**Data for this exercise:**
········

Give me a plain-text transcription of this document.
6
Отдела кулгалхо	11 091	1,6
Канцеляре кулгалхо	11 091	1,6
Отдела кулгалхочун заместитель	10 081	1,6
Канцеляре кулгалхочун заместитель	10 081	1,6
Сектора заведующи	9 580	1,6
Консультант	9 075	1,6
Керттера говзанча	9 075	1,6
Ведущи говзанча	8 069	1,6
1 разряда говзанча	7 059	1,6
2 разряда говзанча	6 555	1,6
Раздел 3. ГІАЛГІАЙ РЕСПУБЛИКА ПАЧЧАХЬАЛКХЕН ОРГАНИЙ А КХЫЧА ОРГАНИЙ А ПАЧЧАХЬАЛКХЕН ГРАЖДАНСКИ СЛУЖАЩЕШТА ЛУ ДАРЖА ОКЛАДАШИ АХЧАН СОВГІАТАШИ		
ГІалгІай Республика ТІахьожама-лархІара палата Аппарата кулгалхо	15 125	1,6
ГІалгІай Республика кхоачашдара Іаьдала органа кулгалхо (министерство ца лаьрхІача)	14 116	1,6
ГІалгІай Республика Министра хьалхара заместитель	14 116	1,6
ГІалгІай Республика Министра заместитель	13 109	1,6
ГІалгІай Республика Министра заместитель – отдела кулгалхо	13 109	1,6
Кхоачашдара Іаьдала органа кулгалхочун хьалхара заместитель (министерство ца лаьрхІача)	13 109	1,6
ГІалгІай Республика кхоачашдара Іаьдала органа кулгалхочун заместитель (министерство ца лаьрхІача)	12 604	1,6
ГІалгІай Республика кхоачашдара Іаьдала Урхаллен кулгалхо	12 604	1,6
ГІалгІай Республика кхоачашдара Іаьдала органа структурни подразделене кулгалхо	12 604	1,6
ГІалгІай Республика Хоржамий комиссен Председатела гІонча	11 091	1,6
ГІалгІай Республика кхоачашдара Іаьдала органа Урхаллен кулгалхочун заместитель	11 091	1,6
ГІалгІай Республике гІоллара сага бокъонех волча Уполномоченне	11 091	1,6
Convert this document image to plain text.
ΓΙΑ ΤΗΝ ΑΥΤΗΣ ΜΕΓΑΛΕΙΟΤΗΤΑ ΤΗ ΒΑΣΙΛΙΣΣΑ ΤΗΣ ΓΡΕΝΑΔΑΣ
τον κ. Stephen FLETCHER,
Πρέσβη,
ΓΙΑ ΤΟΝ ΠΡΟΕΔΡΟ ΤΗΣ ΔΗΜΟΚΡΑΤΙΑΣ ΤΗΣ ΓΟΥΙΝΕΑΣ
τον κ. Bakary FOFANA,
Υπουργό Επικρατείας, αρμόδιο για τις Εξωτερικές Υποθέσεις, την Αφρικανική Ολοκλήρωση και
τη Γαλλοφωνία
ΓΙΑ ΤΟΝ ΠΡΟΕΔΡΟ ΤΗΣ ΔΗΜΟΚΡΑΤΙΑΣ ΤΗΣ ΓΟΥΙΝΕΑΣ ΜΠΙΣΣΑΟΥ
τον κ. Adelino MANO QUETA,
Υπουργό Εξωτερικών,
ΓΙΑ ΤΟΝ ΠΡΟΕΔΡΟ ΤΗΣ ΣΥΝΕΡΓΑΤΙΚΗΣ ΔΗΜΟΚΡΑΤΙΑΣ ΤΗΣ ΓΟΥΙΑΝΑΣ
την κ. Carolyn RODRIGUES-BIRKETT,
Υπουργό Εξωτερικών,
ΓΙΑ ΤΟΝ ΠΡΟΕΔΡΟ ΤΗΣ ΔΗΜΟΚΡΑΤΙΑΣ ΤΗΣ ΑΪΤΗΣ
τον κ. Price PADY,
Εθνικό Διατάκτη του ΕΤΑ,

········

**What is asked:**
Each line of the listing above should be output exactly.

**Expected output:**
Give me a plain-text transcription of this document.
6
Отдела кулгалхо	11 091	1,6
Канцеляре кулгалхо	11 091	1,6
Отдела кулгалхочун заместитель	10 081	1,6
Канцеляре кулгалхочун заместитель	10 081	1,6
Сектора заведующи	9 580	1,6
Консультант	9 075	1,6
Керттера говзанча	9 075	1,6
Ведущи говзанча	8 069	1,6
1 разряда говзанча	7 059	1,6
2 разряда говзанча	6 555	1,6
Раздел 3. ГІАЛГІАЙ РЕСПУБЛИКА ПАЧЧАХЬАЛКХЕН ОРГАНИЙ А КХЫЧА ОРГАНИЙ А ПАЧЧАХЬАЛКХЕН ГРАЖДАНСКИ СЛУЖАЩЕШТА ЛУ ДАРЖА ОКЛАДАШИ АХЧАН СОВГІАТАШИ		
ГІалгІай Республика ТІахьожама-лархІара палата Аппарата кулгалхо	15 125	1,6
ГІалгІай Республика кхоачашдара Іаьдала органа кулгалхо (министерство ца лаьрхІача)	14 116	1,6
ГІалгІай Республика Министра хьалхара заместитель	14 116	1,6
ГІалгІай Республика Министра заместитель	13 109	1,6
ГІалгІай Республика Министра заместитель – отдела кулгалхо	13 109	1,6
Кхоачашдара Іаьдала органа кулгалхочун хьалхара заместитель (министерство ца лаьрхІача)	13 109	1,6
ГІалгІай Республика кхоачашдара Іаьдала органа кулгалхочун заместитель (министерство ца лаьрхІача)	12 604	1,6
ГІалгІай Республика кхоачашдара Іаьдала Урхаллен кулгалхо	12 604	1,6
ГІалгІай Республика кхоачашдара Іаьдала органа структурни подразделене кулгалхо	12 604	1,6
ГІалгІай Республика Хоржамий комиссен Председатела гІонча	11 091	1,6
ГІалгІай Республика кхоачашдара Іаьдала органа Урхаллен кулгалхочун заместитель	11 091	1,6
ГІалгІай Республике гІоллара сага бокъонех волча Уполномоченне	11 091	1,6
Convert this document image to plain text.
ΓΙΑ ΤΗΝ ΑΥΤΗΣ ΜΕΓΑΛΕΙΟΤΗΤΑ ΤΗ ΒΑΣΙΛΙΣΣΑ ΤΗΣ ΓΡΕΝΑΔΑΣ
τον κ. Stephen FLETCHER,
Πρέσβη,
ΓΙΑ ΤΟΝ ΠΡΟΕΔΡΟ ΤΗΣ ΔΗΜΟΚΡΑΤΙΑΣ ΤΗΣ ΓΟΥΙΝΕΑΣ
τον κ. Bakary FOFANA,
Υπουργό Επικρατείας, αρμόδιο για τις Εξωτερικές Υποθέσεις, την Αφρικανική Ολοκλήρωση και
τη Γαλλοφωνία
ΓΙΑ ΤΟΝ ΠΡΟΕΔΡΟ ΤΗΣ ΔΗΜΟΚΡΑΤΙΑΣ ΤΗΣ ΓΟΥΙΝΕΑΣ ΜΠΙΣΣΑΟΥ
τον κ. Adelino MANO QUETA,
Υπουργό Εξωτερικών,
ΓΙΑ ΤΟΝ ΠΡΟΕΔΡΟ ΤΗΣ ΣΥΝΕΡΓΑΤΙΚΗΣ ΔΗΜΟΚΡΑΤΙΑΣ ΤΗΣ ΓΟΥΙΑΝΑΣ
την κ. Carolyn RODRIGUES-BIRKETT,
Υπουργό Εξωτερικών,
ΓΙΑ ΤΟΝ ΠΡΟΕΔΡΟ ΤΗΣ ΔΗΜΟΚΡΑΤΙΑΣ ΤΗΣ ΑΪΤΗΣ
τον κ. Price PADY,
Εθνικό Διατάκτη του ΕΤΑ,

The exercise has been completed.